COSA FARE: Trascrivi senza modifiche il passo del testo sulla focalizzazione che va da "B)  Regolando la" fino a "molto più forte." incluso.

TESTO DELLA PAGINA:
= = = = =

Trovo che  “focalizzazione” sia  una parola antipatica che suona sgraziata e stridente, troppo lunga e eccessivamente caricata dal peso di molte “zeta”.

Tuttavia descrive una caratteristica molto importante del suono stereofonico: la capacità di una registrazione o di un sistema hi-fi di ricostruire immagini stereofoniche ben ancorate nello spazio, precise, salde, di dimensioni realistiche, con contorni ben definiti e circondate di aria.

Invece di “focalizzazione” la potremmo chiamare “capacità di messa a fuoco” esattamente in senso ottico. Forse così sarebbe più  semplice. Vorrei ricorrere ad un banale esempio fotografico. Desidero fotografare un oggetto con una macchina reflex , la quale mi permette di controllare con precisione la nitidezza di ciò che inquadro ruotando  la ghiera di messa a fuoco dell’obiettivo.

A)  Quando l’oggetto è molto sfuocato non è distinguibile dal contesto. Nel mirino si possono osservare solo macchie di colore.

B)  Regolando la ghiera in posizione intermedia fra la sfocatura totale e il punto di perfetta messa a fuoco, l’oggetto inizia a manifestarsi, ma ha contorni  allargati e vaghi, una bassa densità cromatica, i dettagli si perdono nella confusione e quindi manca la trama. L’immagine  dell’oggetto appare  dilatata e piatta.

C) Quando l’oggetto è messo a fuoco con precisione ha contorni nettissimi, la densità cromatica è  alta, i dettagli chiaramente distinguibili, perciò la trama è ben leggibile e l’illusione di tridimensionalità è molto più forte.

L’esempio in A mi ricorda il suono di certi sistemi hi-fi degli anni settanta quando, ignorando la stereofonia, i diffusori venivano disposti uno sotto un tavolinetto e l’altro sopra la credenza. Un suono vago riempiva sovrabbondante e tumultuoso la stanza completamente privo di forma.

= = = = =

ESTRATTO DATI:
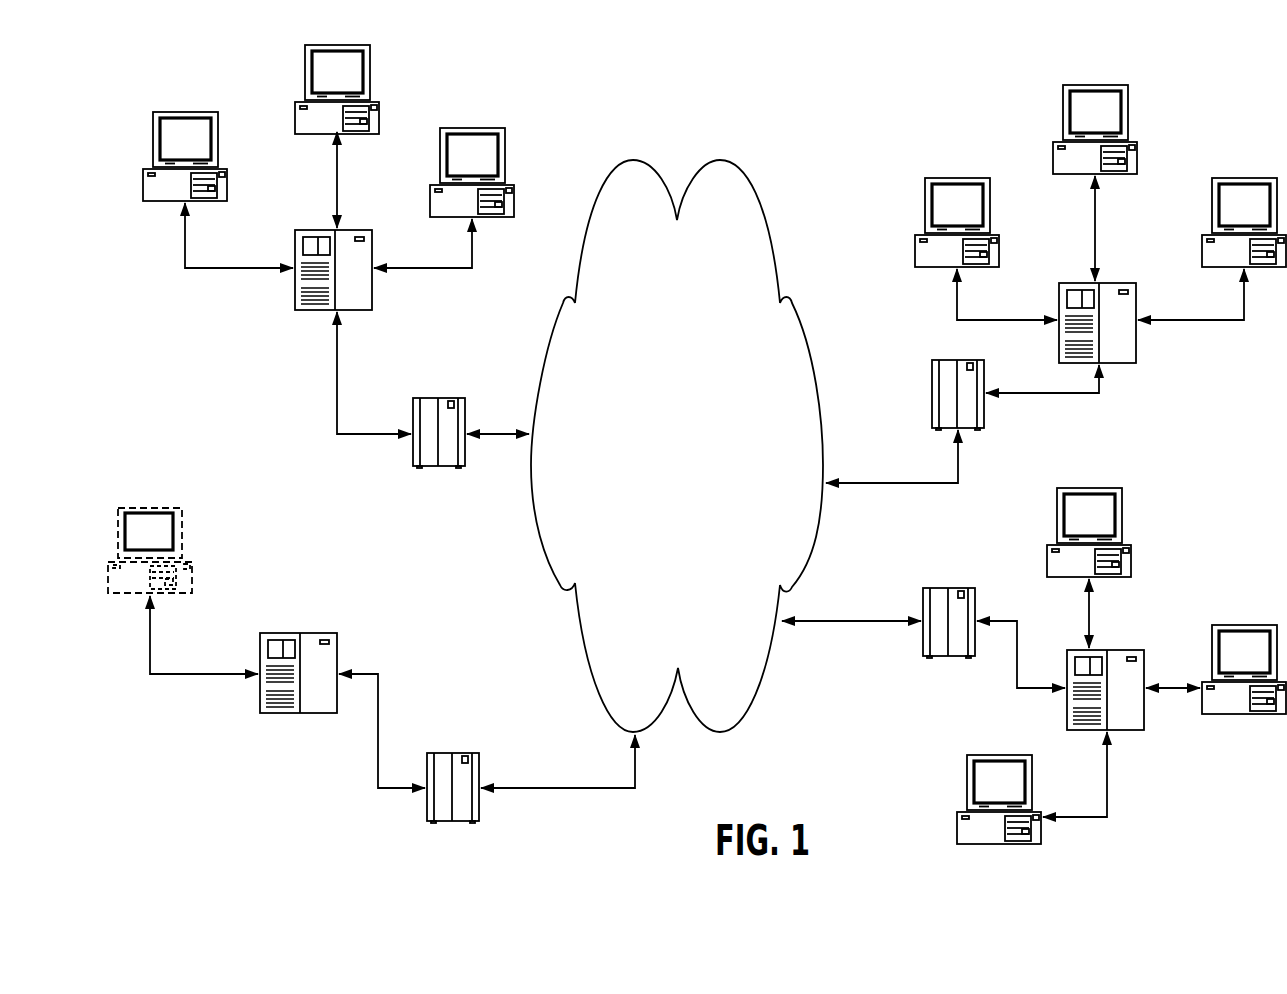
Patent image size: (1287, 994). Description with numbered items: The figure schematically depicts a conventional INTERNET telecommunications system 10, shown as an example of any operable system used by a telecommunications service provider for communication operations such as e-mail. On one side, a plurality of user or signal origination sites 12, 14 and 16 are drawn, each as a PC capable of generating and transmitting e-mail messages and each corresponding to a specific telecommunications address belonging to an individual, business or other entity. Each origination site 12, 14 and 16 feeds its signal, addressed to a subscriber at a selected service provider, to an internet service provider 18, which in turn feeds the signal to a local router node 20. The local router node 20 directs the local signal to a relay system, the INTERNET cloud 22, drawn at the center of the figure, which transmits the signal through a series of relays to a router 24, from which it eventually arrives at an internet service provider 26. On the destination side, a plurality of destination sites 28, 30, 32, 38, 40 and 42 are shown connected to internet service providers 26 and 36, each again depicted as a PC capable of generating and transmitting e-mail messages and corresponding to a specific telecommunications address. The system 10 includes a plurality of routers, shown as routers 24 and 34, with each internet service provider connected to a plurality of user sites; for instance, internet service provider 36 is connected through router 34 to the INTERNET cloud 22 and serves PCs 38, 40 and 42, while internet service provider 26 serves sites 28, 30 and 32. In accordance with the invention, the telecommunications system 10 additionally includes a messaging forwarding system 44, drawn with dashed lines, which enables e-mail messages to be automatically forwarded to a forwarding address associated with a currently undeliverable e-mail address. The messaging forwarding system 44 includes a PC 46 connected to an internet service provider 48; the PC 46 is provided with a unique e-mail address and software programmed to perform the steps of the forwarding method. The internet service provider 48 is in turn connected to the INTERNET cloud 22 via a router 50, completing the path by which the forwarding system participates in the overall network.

The telecommunications system 10 is at (740, 112).
The signal origination site 12 is at (193, 110).
The signal origination site 14 is at (372, 74).
The signal origination site 16 is at (476, 128).
The internet service provider 18 is at (320, 306).
The local router node 20 is at (465, 418).
The INTERNET cloud 22 is at (768, 233).
The router 24 is at (950, 362).
The internet service provider 26 is at (1110, 343).
The destination site 28 is at (957, 178).
The destination site 30 is at (1105, 85).
The destination site 32 is at (1258, 178).
The router 34 is at (968, 605).
The internet service provider 36 is at (1120, 705).
The destination site 38 is at (1063, 500).
The destination site 40 is at (1225, 628).
The destination site 42 is at (972, 758).
The messaging forwarding system 44 is at (168, 522).
The PC 46 is at (188, 582).
The internet service provider 48 is at (322, 652).
The router 50 is at (445, 765).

= = = = =

COMPITO SVOLTO:
B)  Regolando la ghiera in posizione intermedia fra la sfocatura totale e il punto di perfetta messa a fuoco, l’oggetto inizia a manifestarsi, ma ha contorni  allargati e vaghi, una bassa densità cromatica, i dettagli si perdono nella confusione e quindi manca la trama. L’immagine  dell’oggetto appare  dilatata e piatta.

C) Quando l’oggetto è messo a fuoco con precisione ha contorni nettissimi, la densità cromatica è  alta, i dettagli chiaramente distinguibili, perciò la trama è ben leggibile e l’illusione di tridimensionalità è molto più forte.